Short task:
Retype the material below. Keep every word exactly as it is.

Records to process:
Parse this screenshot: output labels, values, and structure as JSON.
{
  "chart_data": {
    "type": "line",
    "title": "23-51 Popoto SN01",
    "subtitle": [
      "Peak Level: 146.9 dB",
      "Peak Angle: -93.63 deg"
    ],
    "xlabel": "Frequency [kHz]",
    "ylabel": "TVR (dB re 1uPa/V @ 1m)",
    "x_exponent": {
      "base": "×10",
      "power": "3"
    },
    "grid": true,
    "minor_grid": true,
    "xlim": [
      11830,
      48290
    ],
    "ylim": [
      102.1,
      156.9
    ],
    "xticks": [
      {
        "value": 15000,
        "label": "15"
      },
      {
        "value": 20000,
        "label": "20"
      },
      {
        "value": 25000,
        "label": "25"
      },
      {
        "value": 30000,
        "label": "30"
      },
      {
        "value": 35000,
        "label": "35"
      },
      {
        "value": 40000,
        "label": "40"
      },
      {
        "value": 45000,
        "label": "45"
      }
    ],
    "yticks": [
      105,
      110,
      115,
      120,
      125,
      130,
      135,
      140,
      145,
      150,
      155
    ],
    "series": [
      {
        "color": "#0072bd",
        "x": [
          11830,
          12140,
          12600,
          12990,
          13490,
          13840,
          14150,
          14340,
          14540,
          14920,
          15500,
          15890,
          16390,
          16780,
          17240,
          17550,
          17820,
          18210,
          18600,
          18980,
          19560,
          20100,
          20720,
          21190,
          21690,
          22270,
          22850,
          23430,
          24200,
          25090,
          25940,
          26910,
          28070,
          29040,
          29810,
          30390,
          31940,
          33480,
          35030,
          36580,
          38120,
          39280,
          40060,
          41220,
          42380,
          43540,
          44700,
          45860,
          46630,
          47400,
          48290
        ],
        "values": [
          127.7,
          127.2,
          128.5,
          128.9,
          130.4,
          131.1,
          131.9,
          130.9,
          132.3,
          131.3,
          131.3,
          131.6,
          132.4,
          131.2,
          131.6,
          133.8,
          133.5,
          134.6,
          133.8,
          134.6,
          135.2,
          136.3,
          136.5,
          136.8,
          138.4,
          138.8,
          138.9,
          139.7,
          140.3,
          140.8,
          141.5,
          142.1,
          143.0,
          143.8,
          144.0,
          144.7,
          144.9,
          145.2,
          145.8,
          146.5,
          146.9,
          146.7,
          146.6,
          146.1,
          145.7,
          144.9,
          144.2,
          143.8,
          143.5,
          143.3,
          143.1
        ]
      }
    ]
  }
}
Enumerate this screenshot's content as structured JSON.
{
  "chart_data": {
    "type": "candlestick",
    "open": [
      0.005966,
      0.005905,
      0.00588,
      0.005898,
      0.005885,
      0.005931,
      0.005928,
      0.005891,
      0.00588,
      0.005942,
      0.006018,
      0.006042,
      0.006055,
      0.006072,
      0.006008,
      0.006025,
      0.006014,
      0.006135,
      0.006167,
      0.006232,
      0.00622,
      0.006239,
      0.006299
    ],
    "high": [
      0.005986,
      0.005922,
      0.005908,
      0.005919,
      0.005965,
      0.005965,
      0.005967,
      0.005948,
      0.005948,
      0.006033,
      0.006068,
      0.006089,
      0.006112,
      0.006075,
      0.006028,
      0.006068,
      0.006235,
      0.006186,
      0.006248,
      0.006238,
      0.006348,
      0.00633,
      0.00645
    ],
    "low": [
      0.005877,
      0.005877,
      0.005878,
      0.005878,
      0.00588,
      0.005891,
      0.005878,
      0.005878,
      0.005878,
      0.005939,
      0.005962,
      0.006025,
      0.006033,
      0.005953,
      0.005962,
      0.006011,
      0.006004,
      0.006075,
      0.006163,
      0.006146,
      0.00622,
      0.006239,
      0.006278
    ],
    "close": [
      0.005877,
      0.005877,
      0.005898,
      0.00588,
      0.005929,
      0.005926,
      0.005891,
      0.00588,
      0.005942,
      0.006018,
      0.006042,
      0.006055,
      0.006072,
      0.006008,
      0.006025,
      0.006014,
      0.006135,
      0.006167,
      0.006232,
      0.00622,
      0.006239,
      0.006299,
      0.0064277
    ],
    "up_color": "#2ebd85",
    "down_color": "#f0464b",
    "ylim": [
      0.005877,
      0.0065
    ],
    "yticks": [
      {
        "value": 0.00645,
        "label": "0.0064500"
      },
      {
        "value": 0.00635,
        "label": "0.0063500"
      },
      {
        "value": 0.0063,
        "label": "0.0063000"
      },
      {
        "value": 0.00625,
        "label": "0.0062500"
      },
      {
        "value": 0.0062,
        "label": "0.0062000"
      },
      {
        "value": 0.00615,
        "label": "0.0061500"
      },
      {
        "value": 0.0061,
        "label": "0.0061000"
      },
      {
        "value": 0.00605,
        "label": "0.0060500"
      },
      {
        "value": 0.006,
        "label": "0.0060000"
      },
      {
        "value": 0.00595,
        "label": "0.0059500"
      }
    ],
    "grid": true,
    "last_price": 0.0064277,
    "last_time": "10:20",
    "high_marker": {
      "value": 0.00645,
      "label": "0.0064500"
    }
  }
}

Written answer:
Parse this screenshot: output labels, values, and structure as JSON.
{
  "chart_data": {
    "type": "line",
    "title": "23-51 Popoto SN01",
    "subtitle": [
      "Peak Level: 146.9 dB",
      "Peak Angle: -93.63 deg"
    ],
    "xlabel": "Frequency [kHz]",
    "ylabel": "TVR (dB re 1uPa/V @ 1m)",
    "x_exponent": {
      "base": "×10",
      "power": "3"
    },
    "grid": true,
    "minor_grid": true,
    "xlim": [
      11830,
      48290
    ],
    "ylim": [
      102.1,
      156.9
    ],
    "xticks": [
      {
        "value": 15000,
        "label": "15"
      },
      {
        "value": 20000,
        "label": "20"
      },
      {
        "value": 25000,
        "label": "25"
      },
      {
        "value": 30000,
        "label": "30"
      },
      {
        "value": 35000,
        "label": "35"
      },
      {
        "value": 40000,
        "label": "40"
      },
      {
        "value": 45000,
        "label": "45"
      }
    ],
    "yticks": [
      105,
      110,
      115,
      120,
      125,
      130,
      135,
      140,
      145,
      150,
      155
    ],
    "series": [
      {
        "color": "#0072bd",
        "x": [
          11830,
          12140,
          12600,
          12990,
          13490,
          13840,
          14150,
          14340,
          14540,
          14920,
          15500,
          15890,
          16390,
          16780,
          17240,
          17550,
          17820,
          18210,
          18600,
          18980,
          19560,
          20100,
          20720,
          21190,
          21690,
          22270,
          22850,
          23430,
          24200,
          25090,
          25940,
          26910,
          28070,
          29040,
          29810,
          30390,
          31940,
          33480,
          35030,
          36580,
          38120,
          39280,
          40060,
          41220,
          42380,
          43540,
          44700,
          45860,
          46630,
          47400,
          48290
        ],
        "values": [
          127.7,
          127.2,
          128.5,
          128.9,
          130.4,
          131.1,
          131.9,
          130.9,
          132.3,
          131.3,
          131.3,
          131.6,
          132.4,
          131.2,
          131.6,
          133.8,
          133.5,
          134.6,
          133.8,
          134.6,
          135.2,
          136.3,
          136.5,
          136.8,
          138.4,
          138.8,
          138.9,
          139.7,
          140.3,
          140.8,
          141.5,
          142.1,
          143.0,
          143.8,
          144.0,
          144.7,
          144.9,
          145.2,
          145.8,
          146.5,
          146.9,
          146.7,
          146.6,
          146.1,
          145.7,
          144.9,
          144.2,
          143.8,
          143.5,
          143.3,
          143.1
        ]
      }
    ]
  }
}
Enumerate this screenshot's content as structured JSON.
{
  "chart_data": {
    "type": "candlestick",
    "open": [
      0.005966,
      0.005905,
      0.00588,
      0.005898,
      0.005885,
      0.005931,
      0.005928,
      0.005891,
      0.00588,
      0.005942,
      0.006018,
      0.006042,
      0.006055,
      0.006072,
      0.006008,
      0.006025,
      0.006014,
      0.006135,
      0.006167,
      0.006232,
      0.00622,
      0.006239,
      0.006299
    ],
    "high": [
      0.005986,
      0.005922,
      0.005908,
      0.005919,
      0.005965,
      0.005965,
      0.005967,
      0.005948,
      0.005948,
      0.006033,
      0.006068,
      0.006089,
      0.006112,
      0.006075,
      0.006028,
      0.006068,
      0.006235,
      0.006186,
      0.006248,
      0.006238,
      0.006348,
      0.00633,
      0.00645
    ],
    "low": [
      0.005877,
      0.005877,
      0.005878,
      0.005878,
      0.00588,
      0.005891,
      0.005878,
      0.005878,
      0.005878,
      0.005939,
      0.005962,
      0.006025,
      0.006033,
      0.005953,
      0.005962,
      0.006011,
      0.006004,
      0.006075,
      0.006163,
      0.006146,
      0.00622,
      0.006239,
      0.006278
    ],
    "close": [
      0.005877,
      0.005877,
      0.005898,
      0.00588,
      0.005929,
      0.005926,
      0.005891,
      0.00588,
      0.005942,
      0.006018,
      0.006042,
      0.006055,
      0.006072,
      0.006008,
      0.006025,
      0.006014,
      0.006135,
      0.006167,
      0.006232,
      0.00622,
      0.006239,
      0.006299,
      0.0064277
    ],
    "up_color": "#2ebd85",
    "down_color": "#f0464b",
    "ylim": [
      0.005877,
      0.0065
    ],
    "yticks": [
      {
        "value": 0.00645,
        "label": "0.0064500"
      },
      {
        "value": 0.00635,
        "label": "0.0063500"
      },
      {
        "value": 0.0063,
        "label": "0.0063000"
      },
      {
        "value": 0.00625,
        "label": "0.0062500"
      },
      {
        "value": 0.0062,
        "label": "0.0062000"
      },
      {
        "value": 0.00615,
        "label": "0.0061500"
      },
      {
        "value": 0.0061,
        "label": "0.0061000"
      },
      {
        "value": 0.00605,
        "label": "0.0060500"
      },
      {
        "value": 0.006,
        "label": "0.0060000"
      },
      {
        "value": 0.00595,
        "label": "0.0059500"
      }
    ],
    "grid": true,
    "last_price": 0.0064277,
    "last_time": "10:20",
    "high_marker": {
      "value": 0.00645,
      "label": "0.0064500"
    }
  }
}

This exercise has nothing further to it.